#### [USING THE INFORMATION]
(A) Write out the Botox account starting with "Everyone jokes about" and going on through "my own expressions.", swapping "uncooperative" for "unresponsive".
(B) Proceed with the Botox account, picking up right after its last sentence.

#### [STUDY TEXT]
——
At 55, I could see it happening, the slow rearranging of my face. Lines forming where there weren’t any before – so I decided to give in and try Botox in my 50s
For me, it wasn’t just numbness. It was panic. Like being buried alive, but inside your own skin
I dabbed at it, embarrassed. Then it happened again.
By the time I landed, I couldn’t control it at all. I’d be talking, smiling, eating and feel that telltale trickle.
It was mortifying.
But worse was what came next.
Over the next few days, my face stopped listening to me. I couldn’t frown, couldn’t lift my eyebrows, couldn’t move.
Everyone jokes about the ‘frozen face’, how you can’t tell if someone’s angry or surprised.
But no one talks about what it feels like when your muscles don’t respond.
For me, it wasn’t just numbness. It was panic. Like being buried alive, but inside your own skin.
My face felt heavy and uncooperative. I’d try to raise an eyebrow and nothing would happen. I’d try to smile and only half of it worked. It was as though I’d been locked out of my own expressions.
——
[Structured page parsing data]
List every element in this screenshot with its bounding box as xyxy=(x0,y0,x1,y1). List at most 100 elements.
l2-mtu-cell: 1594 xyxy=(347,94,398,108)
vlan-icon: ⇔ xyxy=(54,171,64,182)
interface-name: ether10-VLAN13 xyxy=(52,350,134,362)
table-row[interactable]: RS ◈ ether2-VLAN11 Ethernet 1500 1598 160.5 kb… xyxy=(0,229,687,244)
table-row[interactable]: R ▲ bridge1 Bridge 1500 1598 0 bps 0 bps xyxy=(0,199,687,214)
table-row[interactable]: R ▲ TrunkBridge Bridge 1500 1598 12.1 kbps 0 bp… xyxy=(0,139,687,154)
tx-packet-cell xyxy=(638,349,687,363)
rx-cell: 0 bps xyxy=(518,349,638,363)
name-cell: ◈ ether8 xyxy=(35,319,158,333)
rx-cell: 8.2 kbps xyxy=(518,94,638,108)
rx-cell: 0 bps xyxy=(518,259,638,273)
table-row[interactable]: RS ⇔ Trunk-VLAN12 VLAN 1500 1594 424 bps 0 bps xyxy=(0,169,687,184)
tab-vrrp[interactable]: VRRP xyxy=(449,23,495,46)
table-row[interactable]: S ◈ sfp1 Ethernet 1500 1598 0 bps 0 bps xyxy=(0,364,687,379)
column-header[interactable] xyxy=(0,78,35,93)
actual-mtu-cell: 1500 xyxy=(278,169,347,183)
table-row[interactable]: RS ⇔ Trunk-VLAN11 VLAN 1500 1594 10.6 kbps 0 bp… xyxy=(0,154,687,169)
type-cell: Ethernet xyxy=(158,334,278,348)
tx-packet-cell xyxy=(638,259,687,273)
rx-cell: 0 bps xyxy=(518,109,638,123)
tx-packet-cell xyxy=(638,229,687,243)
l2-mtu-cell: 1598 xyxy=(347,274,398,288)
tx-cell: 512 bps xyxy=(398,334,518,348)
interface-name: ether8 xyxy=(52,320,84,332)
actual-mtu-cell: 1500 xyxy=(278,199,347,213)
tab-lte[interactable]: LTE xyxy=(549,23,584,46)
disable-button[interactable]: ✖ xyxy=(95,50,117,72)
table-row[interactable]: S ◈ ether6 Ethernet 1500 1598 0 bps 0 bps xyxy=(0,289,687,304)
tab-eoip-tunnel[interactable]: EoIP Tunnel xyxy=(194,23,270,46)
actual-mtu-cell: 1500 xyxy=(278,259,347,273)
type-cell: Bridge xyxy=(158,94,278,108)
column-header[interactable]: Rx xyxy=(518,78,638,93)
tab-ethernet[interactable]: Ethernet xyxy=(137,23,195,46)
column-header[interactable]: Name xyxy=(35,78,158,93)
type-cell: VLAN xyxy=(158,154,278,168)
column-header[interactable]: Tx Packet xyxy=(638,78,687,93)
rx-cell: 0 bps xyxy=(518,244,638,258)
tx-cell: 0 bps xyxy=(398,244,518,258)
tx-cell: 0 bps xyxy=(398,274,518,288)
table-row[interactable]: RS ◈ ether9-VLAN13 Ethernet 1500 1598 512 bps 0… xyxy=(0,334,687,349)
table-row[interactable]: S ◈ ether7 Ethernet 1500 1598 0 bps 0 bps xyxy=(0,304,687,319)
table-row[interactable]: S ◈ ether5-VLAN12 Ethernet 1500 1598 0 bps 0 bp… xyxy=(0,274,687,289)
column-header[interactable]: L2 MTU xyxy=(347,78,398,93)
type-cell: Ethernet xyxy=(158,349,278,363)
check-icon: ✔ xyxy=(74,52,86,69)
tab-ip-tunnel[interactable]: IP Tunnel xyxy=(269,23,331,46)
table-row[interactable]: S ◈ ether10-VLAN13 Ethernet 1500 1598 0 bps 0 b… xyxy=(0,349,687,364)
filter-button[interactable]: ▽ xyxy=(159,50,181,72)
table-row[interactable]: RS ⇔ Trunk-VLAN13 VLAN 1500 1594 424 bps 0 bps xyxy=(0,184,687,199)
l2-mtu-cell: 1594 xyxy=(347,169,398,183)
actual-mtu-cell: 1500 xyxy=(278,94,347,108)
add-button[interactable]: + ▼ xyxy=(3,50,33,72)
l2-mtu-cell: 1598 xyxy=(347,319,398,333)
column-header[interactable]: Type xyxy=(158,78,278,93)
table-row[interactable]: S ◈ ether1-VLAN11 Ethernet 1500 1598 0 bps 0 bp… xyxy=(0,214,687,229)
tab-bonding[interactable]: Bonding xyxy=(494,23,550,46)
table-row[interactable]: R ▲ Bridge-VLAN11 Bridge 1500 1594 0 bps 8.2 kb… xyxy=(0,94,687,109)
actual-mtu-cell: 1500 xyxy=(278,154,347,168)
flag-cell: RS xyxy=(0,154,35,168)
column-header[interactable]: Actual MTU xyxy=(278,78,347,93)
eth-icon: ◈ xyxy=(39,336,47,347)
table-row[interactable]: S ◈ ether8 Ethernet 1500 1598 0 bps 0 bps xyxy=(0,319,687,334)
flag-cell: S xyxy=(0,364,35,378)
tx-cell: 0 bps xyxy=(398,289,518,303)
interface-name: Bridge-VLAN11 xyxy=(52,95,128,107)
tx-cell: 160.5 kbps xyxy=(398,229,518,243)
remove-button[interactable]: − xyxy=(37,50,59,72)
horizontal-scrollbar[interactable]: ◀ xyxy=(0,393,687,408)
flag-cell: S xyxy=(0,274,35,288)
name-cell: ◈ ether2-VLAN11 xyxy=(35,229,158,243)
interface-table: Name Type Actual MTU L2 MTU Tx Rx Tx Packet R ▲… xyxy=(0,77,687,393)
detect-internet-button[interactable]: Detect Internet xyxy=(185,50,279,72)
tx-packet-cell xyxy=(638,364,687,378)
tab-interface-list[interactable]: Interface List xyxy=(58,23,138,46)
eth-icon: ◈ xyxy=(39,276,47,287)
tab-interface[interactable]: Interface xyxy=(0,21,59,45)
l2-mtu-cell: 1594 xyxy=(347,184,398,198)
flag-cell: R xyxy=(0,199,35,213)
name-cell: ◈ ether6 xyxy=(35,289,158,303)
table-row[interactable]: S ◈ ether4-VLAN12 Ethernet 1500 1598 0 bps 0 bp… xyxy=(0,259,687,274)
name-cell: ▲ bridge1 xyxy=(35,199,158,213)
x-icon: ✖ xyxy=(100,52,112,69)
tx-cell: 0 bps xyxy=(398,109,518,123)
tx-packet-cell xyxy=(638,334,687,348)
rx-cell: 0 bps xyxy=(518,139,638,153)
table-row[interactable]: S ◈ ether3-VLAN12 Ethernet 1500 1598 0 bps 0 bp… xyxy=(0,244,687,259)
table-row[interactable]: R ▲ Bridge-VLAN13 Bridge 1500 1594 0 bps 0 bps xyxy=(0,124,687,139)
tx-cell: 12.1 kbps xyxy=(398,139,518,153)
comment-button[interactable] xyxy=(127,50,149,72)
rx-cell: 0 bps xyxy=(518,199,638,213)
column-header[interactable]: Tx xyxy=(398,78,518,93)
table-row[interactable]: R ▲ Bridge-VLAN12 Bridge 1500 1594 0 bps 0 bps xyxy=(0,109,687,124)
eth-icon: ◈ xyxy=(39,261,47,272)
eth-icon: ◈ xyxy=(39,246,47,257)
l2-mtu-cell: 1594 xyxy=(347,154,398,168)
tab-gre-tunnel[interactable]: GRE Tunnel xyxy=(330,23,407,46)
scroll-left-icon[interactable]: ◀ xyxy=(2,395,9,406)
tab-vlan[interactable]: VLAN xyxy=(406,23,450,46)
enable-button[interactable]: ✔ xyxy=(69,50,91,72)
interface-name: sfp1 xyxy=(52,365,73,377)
——
#### [LIST OF ANSWERS]
(A)
Everyone jokes about the ‘frozen face’, how you can’t tell if someone’s angry or surprised.
But no one talks about what it feels like when your muscles don’t respond.
For me, it wasn’t just numbness. It was panic. Like being buried alive, but inside your own skin.
My face felt heavy and unresponsive. I’d try to raise an eyebrow and nothing would happen. I’d try to smile and only half of it worked. It was as though I’d been locked out of my own expressions.

(B)
The panic would sneak up on me. I’d be sitting quietly, then suddenly feel my chest tighten.
My heart would start racing. I’d try to take a deep breath and tell myself, ‘You’re fine. You can breathe. You’re just imagining it.’
But I wasn’t. It was real, physical claustrophobia, as if someone had shrink-wrapped my face.
At night, I’d lie still, terrified to move, whispering to myself to stay calm until the waves of panic passed. Sometimes I’d wake up and instinctively try to yawn or stretch my mouth, and when it didn’t move properly, that suffocating feeling would crash over me again.
It lasted for weeks.
I looked fine, maybe even fresher. The injector had done a neat job; no one could tell. But inside, I was quietly unravelling.
When I returned home, I went back to the clinic. The injector said she’d never heard of anyone dribbling or feeling claustrophobic.
She then rang the doctor, who said it was actually ‘common’ but would pass.
Eventually, it did. But even months later, sometimes I’d find myself dabbing at dribble like a woman in her eighties.
Three months later, my follow-up appointment came around. I told myself I’d just had a bad reaction the first time.
I walked into the same clinic, sat in the same chair, and said, ‘Let’s do what we did last time.’
It was a mistake.
This time, my right eyelid collapsed. Slowly, over a few days, my reflection changed until I looked uneven and strange – one eye open and bright, the other dull and drooping.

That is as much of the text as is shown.